--- start of Article ---

In [None]:
# def warn(*args, **kwargs):
#     pass
# import warnings
# warnings.warn = warn
import pandas as pd
import seaborn as sns
import numpy as np


In [None]:
df = pd.read_csv("/kaggle/input/icr-identify-age-related-conditions/train.csv")

In [None]:
df

In [None]:
df.info()

In [None]:
X=df.drop(columns="Class")
Y = df["Class"]

In [None]:
X

# Preparing Custom Model 

In [None]:
from sklearn.metrics import log_loss
def get_metric(true,pred):
    pred_0 = np.array(list(map(lambda d: max(min(d[0],1-10**-5),10**-5),pred)))
    pred_1 = np.array(list(map(lambda d: max(min(d[1],1-10**-5),10**-5),pred)))
    _,truepred_0 = zip(*list(filter(lambda d: d[0] == 0,zip(true,pred_0))))
    _,truepred_1 = zip(*list(filter(lambda d: d[0] == 1,zip(true,pred_1))))

    return -np.sum(np.log(truepred_0))*1/len(truepred_0) / 2 + -np.sum(np.log(truepred_1))*1/len(truepred_1) / 2

In [None]:
from sklearn.preprocessing import OneHotEncoder
from sklearn.impute import SimpleImputer
from imblearn.over_sampling import  SVMSMOTE,SMOTE
from imblearn.under_sampling import ClusterCentroids,RandomUnderSampler
from sklearn.decomposition import PCA
from sklearn.svm import SVC
from sklearn.preprocessing import QuantileTransformer
from imblearn.ensemble import BalancedRandomForestClassifier
from xgboost import XGBClassifier
from sklearn.model_selection import StratifiedKFold
from sklearn.cluster import KMeans
from sklearn.manifold import TSNE
from sklearn.decomposition import FastICA
from sklearn.base import ClassifierMixin,BaseEstimator
feat = [
    'AB', 'AF', 'AM', 'AR', 'BC', 'BN', 'BQ', 'CC', 'CD ', 'CR', 'DA',
       'DE', 'DF', 'DH', 'DI', 'DL', 'DU', 'EB', 'EE', 'EH', 'FD ', 'FE',
       'FL', 'GF', 'GL',
    # 'AB', 'AF', 'BQ', 'CR', 'DA', 'DE', 'DF', 'DH', 'GF', 'GL',
 'EJ',
 'Id']
# feat =  ['AB', 'CR', 'DU', 'EH', 'EU', 'AY', 'EB',"Id","EJ"]
class SimpleModel(BaseEstimator, ClassifierMixin):
    def __init__(self,model,smote_params={},model_params={}):  
        self.oh = OneHotEncoder(sparse_output=False)
        self.si=SimpleImputer(strategy="median")
        self.sm = SVMSMOTE(k_neighbors=smote_params["k_neighbors"])
        # self.ica = FastICA(n_components=2)

--- end of Article ---

== Task prompt ==
Reproduce word for word the part of the notebook starting with "# Preparing Custom" and going on through "d[0] == 0,zip(true,pred_0))))".

--- start of Data lines ---

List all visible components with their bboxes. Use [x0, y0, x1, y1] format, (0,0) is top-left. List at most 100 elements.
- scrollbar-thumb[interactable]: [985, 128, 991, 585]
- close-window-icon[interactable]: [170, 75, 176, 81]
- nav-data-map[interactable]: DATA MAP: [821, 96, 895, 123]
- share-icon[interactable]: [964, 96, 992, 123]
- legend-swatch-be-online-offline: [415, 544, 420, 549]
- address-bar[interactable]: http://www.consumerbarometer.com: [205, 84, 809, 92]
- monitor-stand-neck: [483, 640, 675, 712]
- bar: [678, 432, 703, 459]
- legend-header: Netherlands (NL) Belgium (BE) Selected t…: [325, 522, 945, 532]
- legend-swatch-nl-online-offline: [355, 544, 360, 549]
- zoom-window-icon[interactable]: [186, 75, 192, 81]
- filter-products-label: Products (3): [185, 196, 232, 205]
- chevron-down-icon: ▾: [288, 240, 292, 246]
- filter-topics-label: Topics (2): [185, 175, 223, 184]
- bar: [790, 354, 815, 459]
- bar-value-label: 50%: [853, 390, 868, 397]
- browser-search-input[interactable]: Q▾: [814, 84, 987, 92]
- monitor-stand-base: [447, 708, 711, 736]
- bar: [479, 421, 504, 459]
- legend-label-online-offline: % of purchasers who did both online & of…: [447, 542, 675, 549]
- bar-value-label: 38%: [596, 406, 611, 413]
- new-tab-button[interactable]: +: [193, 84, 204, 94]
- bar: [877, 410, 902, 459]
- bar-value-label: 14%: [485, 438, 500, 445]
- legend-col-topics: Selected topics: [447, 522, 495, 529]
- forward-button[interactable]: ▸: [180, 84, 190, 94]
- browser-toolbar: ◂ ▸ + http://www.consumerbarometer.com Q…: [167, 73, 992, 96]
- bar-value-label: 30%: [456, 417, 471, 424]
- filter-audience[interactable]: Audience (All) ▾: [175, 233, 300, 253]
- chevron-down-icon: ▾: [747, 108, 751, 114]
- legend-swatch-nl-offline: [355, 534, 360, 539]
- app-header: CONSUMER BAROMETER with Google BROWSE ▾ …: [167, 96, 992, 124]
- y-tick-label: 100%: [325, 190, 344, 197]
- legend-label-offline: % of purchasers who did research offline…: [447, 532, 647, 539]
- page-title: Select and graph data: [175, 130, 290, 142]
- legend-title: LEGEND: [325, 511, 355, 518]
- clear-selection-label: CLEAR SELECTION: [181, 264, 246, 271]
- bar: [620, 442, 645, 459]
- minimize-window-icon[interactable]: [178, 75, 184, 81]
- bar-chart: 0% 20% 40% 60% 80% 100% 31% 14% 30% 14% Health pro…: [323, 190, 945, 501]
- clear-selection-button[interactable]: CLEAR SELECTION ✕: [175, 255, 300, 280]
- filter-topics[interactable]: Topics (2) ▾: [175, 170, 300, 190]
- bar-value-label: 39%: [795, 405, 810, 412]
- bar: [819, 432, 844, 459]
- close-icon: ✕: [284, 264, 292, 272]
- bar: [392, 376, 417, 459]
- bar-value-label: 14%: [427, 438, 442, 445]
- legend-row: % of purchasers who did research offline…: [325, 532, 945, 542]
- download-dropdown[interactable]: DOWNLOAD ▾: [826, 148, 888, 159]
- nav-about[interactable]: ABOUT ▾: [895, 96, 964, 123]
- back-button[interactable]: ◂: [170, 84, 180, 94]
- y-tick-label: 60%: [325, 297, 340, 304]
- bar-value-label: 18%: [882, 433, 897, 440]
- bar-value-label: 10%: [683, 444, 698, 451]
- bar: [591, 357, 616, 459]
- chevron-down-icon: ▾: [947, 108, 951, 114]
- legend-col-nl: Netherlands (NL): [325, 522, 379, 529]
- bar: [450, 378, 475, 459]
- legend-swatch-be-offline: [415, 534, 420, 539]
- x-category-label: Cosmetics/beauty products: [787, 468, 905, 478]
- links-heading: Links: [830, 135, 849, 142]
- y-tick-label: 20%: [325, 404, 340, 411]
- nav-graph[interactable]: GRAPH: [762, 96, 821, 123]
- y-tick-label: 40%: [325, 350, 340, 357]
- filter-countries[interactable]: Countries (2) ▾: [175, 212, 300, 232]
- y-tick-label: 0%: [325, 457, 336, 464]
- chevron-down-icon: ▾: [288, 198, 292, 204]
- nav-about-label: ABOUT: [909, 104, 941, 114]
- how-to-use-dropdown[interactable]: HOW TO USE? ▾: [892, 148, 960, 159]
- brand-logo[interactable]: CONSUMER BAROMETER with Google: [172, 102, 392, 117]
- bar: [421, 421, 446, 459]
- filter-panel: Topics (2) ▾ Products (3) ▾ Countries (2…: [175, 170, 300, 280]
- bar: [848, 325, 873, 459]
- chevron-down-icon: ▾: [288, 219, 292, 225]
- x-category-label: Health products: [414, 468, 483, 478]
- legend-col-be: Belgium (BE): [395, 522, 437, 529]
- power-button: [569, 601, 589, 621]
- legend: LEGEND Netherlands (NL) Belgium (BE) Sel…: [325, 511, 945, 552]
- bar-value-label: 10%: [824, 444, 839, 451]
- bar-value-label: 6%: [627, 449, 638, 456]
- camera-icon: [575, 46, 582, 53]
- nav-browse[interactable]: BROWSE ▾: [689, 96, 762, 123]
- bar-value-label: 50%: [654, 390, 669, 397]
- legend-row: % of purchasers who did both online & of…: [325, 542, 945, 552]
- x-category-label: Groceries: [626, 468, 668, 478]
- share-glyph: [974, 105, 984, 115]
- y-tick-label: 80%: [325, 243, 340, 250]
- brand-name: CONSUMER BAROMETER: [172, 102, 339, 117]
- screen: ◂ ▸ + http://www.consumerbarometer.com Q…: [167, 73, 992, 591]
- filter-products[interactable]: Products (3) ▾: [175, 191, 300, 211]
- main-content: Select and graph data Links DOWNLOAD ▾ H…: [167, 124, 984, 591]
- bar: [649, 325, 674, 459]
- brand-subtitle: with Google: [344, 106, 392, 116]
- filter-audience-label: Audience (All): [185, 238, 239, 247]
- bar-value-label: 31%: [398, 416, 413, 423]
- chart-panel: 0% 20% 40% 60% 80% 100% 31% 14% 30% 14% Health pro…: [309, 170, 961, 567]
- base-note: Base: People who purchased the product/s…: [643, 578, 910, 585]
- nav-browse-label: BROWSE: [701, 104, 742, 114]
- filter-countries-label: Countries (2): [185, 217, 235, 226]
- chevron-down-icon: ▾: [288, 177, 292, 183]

--- end of Data lines ---

== Exercise solution ==
# Preparing Custom Model 

In [None]:
from sklearn.metrics import log_loss
def get_metric(true,pred):
    pred_0 = np.array(list(map(lambda d: max(min(d[0],1-10**-5),10**-5),pred)))
    pred_1 = np.array(list(map(lambda d: max(min(d[1],1-10**-5),10**-5),pred)))
    _,truepred_0 = zip(*list(filter(lambda d: d[0] == 0,zip(true,pred_0))))